Dataset items:
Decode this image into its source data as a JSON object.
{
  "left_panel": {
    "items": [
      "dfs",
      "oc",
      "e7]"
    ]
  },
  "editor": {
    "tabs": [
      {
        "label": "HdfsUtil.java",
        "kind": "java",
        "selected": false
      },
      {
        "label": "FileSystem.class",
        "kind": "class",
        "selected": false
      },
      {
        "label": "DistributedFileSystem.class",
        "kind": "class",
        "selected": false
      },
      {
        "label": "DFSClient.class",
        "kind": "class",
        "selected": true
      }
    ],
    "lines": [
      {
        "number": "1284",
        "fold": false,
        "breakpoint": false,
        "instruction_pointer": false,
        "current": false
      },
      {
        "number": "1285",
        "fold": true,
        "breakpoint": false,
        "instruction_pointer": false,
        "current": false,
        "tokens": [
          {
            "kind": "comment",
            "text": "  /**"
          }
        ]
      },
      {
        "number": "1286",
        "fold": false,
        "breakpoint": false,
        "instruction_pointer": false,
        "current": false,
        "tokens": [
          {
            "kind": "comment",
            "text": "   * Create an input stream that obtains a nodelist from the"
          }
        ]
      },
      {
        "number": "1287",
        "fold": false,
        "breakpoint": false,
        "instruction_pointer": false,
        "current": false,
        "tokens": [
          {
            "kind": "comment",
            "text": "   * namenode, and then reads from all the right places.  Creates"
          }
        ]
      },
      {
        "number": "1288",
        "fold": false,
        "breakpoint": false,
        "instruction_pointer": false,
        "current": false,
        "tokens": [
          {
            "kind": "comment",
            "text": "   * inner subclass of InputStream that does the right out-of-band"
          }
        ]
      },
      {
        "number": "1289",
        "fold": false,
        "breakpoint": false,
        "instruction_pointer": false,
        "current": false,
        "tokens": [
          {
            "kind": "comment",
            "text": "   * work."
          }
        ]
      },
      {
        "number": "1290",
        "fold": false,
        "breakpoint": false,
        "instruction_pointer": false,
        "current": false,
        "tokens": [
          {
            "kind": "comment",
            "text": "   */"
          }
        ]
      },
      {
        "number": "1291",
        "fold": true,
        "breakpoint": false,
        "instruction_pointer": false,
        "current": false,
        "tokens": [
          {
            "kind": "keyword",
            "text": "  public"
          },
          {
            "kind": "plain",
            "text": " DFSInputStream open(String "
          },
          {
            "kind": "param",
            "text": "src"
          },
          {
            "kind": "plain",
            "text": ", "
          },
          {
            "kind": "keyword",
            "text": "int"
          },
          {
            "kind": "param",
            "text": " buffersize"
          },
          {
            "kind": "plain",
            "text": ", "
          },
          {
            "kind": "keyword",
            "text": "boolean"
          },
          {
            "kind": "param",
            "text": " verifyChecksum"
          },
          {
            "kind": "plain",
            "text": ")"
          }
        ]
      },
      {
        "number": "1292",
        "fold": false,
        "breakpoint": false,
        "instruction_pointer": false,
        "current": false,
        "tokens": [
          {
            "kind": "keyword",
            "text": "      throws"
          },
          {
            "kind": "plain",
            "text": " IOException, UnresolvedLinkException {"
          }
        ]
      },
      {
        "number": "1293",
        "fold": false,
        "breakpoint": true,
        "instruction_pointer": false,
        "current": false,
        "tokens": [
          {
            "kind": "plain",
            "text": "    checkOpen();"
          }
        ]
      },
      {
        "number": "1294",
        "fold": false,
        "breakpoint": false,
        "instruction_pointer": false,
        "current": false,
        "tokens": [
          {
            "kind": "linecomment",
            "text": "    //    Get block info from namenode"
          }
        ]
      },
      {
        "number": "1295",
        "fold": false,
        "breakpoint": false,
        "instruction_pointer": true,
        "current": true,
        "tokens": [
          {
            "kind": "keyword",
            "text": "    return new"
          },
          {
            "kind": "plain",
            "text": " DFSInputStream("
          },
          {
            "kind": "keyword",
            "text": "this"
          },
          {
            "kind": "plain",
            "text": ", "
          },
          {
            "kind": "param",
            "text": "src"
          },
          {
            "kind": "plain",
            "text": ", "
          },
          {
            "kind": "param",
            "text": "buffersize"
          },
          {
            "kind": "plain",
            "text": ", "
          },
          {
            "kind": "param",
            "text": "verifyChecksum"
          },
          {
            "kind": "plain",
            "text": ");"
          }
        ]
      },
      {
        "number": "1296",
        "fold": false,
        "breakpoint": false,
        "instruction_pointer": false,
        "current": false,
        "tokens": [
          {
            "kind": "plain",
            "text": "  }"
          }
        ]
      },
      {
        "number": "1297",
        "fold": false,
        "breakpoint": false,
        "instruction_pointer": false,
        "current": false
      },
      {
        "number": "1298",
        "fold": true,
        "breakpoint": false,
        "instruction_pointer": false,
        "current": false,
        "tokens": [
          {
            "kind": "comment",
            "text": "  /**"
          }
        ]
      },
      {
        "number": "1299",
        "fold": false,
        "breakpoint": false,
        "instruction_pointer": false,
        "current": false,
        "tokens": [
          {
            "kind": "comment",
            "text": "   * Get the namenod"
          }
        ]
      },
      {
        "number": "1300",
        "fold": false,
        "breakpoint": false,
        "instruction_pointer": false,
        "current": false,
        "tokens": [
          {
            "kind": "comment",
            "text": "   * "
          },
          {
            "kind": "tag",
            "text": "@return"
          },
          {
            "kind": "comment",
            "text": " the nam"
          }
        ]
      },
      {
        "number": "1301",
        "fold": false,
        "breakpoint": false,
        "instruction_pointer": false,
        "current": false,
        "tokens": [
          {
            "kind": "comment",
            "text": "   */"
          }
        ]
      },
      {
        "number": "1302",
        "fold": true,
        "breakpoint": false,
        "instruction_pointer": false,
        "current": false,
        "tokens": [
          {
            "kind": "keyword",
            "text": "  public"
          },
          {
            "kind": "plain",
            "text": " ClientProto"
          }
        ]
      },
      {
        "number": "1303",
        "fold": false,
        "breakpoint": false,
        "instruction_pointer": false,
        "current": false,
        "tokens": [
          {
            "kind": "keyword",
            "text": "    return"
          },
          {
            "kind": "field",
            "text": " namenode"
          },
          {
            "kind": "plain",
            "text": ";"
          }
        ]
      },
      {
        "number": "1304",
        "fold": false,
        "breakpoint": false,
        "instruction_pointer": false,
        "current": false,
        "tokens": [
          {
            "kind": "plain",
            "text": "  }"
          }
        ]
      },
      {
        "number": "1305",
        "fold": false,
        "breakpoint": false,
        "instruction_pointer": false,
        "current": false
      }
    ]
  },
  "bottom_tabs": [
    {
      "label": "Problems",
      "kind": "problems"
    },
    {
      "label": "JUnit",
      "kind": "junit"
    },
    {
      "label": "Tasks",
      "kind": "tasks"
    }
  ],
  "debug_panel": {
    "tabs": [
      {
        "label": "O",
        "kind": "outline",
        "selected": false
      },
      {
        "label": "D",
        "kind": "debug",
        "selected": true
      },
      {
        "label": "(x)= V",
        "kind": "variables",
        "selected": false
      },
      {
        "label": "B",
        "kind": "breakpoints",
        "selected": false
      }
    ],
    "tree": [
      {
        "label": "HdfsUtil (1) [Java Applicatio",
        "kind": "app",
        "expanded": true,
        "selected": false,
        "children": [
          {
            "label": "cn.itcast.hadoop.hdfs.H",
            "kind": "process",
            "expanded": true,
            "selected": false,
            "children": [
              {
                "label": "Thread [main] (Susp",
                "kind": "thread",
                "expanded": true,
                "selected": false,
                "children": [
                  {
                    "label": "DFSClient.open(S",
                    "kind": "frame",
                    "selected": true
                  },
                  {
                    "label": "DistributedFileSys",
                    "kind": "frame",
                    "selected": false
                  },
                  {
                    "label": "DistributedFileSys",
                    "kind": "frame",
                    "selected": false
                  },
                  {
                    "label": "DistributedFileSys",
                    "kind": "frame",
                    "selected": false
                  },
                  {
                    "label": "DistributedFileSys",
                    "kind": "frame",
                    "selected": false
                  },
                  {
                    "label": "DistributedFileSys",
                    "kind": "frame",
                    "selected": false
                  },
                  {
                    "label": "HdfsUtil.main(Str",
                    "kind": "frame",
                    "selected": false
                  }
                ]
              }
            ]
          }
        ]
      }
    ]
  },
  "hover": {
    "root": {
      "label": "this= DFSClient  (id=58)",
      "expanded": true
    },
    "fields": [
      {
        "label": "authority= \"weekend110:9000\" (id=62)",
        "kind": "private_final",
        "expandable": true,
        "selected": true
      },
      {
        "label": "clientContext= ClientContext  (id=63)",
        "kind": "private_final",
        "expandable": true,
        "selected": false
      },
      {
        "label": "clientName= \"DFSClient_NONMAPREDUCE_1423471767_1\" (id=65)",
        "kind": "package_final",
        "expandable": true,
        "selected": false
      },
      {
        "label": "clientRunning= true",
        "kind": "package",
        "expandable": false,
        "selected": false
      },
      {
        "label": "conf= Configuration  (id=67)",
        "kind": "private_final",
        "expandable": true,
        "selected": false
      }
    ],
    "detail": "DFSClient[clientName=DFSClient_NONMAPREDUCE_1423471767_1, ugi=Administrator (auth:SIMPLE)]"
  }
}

YOUR GOAL: Your answer should be a single number: the count of lines in the data that include the word "main".

THE COMPLETED TASK: 2